*What to produce*: Copy every line from the material below that holds "Rinderhack".
____ Listing
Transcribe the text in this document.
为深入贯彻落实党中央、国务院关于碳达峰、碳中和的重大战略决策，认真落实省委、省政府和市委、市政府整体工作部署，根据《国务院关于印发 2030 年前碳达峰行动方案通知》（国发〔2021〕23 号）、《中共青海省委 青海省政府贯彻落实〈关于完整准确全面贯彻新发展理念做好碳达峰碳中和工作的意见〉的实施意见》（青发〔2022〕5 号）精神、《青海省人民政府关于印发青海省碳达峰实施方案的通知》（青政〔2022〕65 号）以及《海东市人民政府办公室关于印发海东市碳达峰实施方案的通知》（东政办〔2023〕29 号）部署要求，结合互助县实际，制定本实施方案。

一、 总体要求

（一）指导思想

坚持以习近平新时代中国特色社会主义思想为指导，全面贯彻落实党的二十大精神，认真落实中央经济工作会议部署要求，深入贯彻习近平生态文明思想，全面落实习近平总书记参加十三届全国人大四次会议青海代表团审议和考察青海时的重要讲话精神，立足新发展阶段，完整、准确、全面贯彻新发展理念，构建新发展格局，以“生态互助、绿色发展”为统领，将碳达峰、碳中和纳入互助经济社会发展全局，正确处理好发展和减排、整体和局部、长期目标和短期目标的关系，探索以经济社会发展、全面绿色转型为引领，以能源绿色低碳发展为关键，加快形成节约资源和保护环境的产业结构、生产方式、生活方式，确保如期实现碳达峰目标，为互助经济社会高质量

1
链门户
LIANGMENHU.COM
________
____ Listing
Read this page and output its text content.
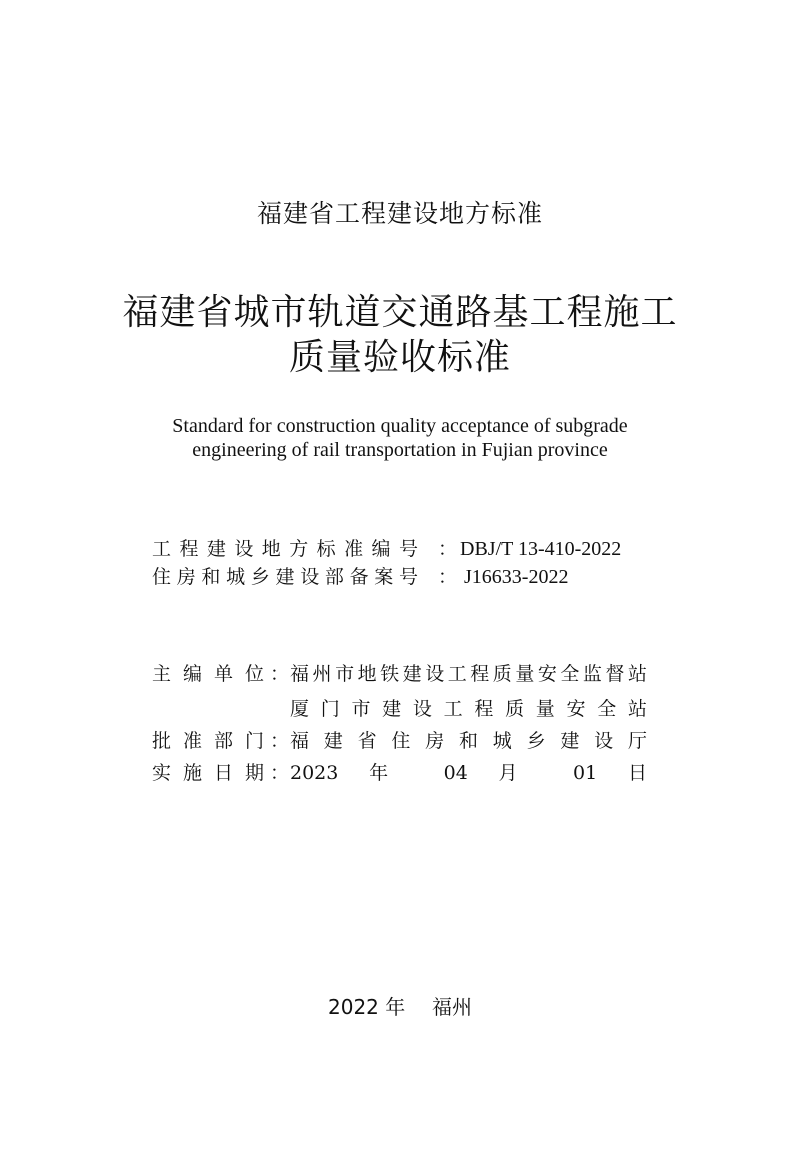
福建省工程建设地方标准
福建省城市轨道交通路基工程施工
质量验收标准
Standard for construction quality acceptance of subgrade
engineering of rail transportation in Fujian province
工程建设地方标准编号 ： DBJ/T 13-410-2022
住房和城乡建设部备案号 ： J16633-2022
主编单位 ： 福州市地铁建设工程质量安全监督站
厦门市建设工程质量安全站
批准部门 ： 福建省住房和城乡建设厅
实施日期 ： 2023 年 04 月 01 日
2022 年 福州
________
____ Listing
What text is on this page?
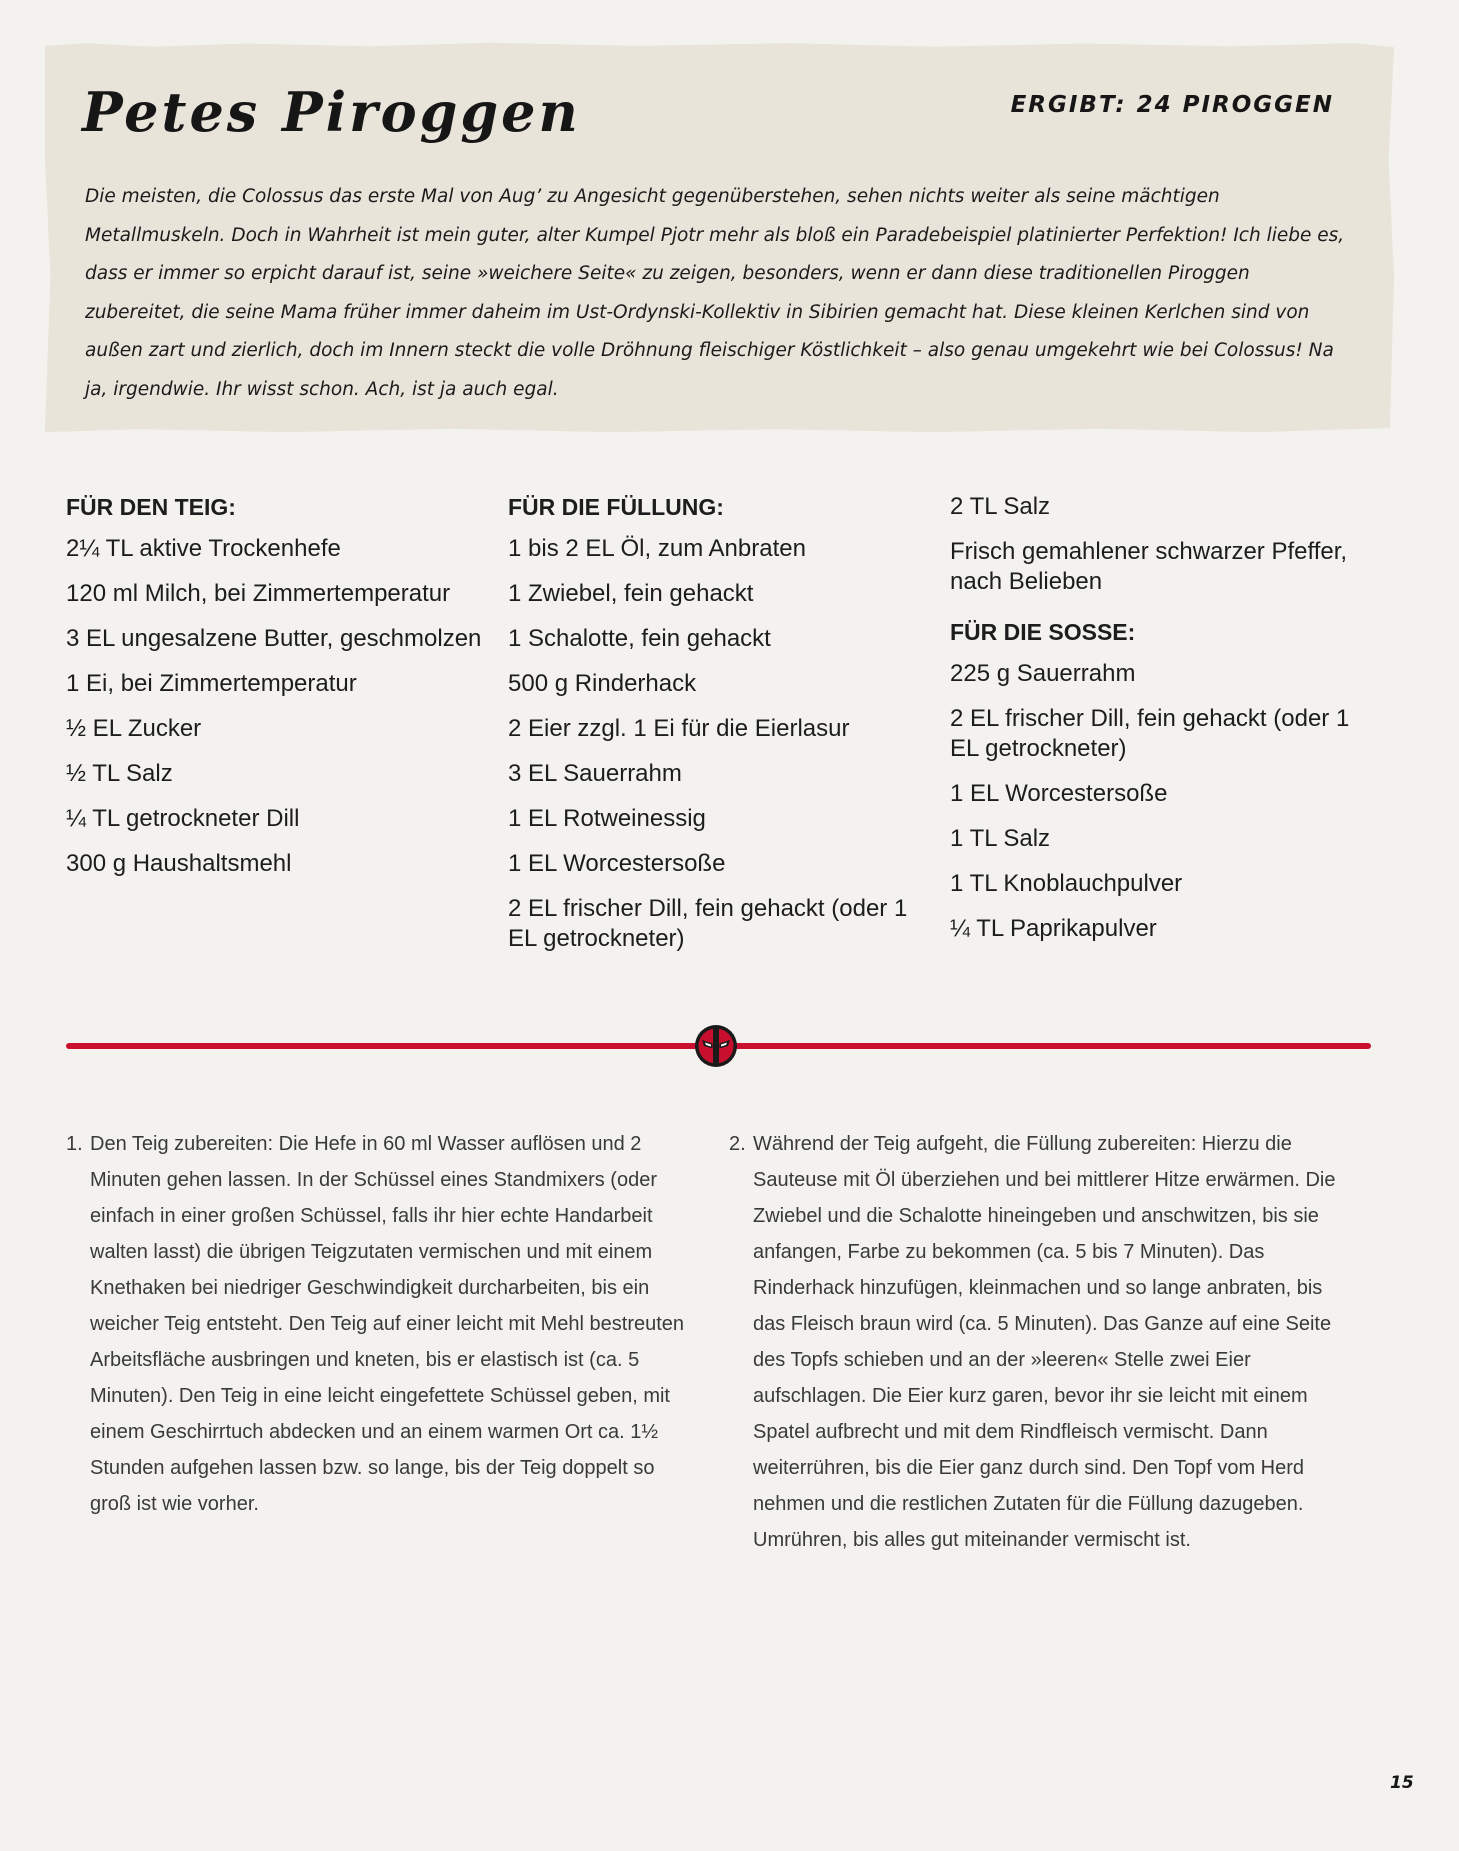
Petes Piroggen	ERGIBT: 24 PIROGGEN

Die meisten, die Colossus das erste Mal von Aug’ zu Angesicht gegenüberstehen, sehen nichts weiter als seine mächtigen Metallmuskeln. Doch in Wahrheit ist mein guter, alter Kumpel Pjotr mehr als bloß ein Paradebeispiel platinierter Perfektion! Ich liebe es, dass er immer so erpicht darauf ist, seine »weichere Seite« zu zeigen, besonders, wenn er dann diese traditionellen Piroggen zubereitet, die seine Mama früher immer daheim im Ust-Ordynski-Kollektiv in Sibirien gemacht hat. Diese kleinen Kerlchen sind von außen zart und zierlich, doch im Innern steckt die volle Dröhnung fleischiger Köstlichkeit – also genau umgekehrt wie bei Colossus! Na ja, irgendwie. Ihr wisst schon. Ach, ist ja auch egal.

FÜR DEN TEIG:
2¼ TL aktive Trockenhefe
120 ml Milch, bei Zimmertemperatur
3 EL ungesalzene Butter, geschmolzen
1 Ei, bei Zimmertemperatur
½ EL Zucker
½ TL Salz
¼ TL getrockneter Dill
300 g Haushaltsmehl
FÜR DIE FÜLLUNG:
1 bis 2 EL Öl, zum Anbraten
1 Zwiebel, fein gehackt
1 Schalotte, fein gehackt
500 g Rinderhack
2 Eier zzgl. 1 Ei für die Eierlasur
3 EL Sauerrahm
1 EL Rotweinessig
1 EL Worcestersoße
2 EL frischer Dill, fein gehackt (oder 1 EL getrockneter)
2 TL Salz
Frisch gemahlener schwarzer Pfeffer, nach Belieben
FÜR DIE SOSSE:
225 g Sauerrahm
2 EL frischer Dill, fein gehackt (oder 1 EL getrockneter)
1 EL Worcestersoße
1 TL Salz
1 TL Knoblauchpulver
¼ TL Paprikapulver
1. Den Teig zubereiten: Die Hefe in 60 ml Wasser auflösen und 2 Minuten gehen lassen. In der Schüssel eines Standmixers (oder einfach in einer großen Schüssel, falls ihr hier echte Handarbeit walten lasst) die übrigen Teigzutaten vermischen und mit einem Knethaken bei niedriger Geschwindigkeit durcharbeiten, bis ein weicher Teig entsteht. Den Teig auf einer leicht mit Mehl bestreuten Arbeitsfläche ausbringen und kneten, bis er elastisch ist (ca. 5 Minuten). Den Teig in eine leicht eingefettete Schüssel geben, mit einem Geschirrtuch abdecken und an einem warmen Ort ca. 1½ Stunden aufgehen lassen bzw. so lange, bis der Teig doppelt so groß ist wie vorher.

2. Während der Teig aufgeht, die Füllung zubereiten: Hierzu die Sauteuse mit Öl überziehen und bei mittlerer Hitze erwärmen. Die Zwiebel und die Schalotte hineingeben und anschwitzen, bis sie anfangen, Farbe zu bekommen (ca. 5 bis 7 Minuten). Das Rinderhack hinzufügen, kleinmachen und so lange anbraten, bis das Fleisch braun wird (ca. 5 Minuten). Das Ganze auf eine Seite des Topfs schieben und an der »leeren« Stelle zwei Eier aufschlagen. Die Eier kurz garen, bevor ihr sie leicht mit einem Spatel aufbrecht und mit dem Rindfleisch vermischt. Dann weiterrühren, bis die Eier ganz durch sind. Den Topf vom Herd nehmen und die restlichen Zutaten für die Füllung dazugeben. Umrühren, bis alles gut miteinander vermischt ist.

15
________
*Output of the exercise*:
500 g Rinderhack
2. Während der Teig aufgeht, die Füllung zubereiten: Hierzu die Sauteuse mit Öl überziehen und bei mittlerer Hitze erwärmen. Die Zwiebel und die Schalotte hineingeben und anschwitzen, bis sie anfangen, Farbe zu bekommen (ca. 5 bis 7 Minuten). Das Rinderhack hinzufügen, kleinmachen und so lange anbraten, bis das Fleisch braun wird (ca. 5 Minuten). Das Ganze auf eine Seite des Topfs schieben und an der »leeren« Stelle zwei Eier aufschlagen. Die Eier kurz garen, bevor ihr sie leicht mit einem Spatel aufbrecht und mit dem Rindfleisch vermischt. Dann weiterrühren, bis die Eier ganz durch sind. Den Topf vom Herd nehmen und die restlichen Zutaten für die Füllung dazugeben. Umrühren, bis alles gut miteinander vermischt ist.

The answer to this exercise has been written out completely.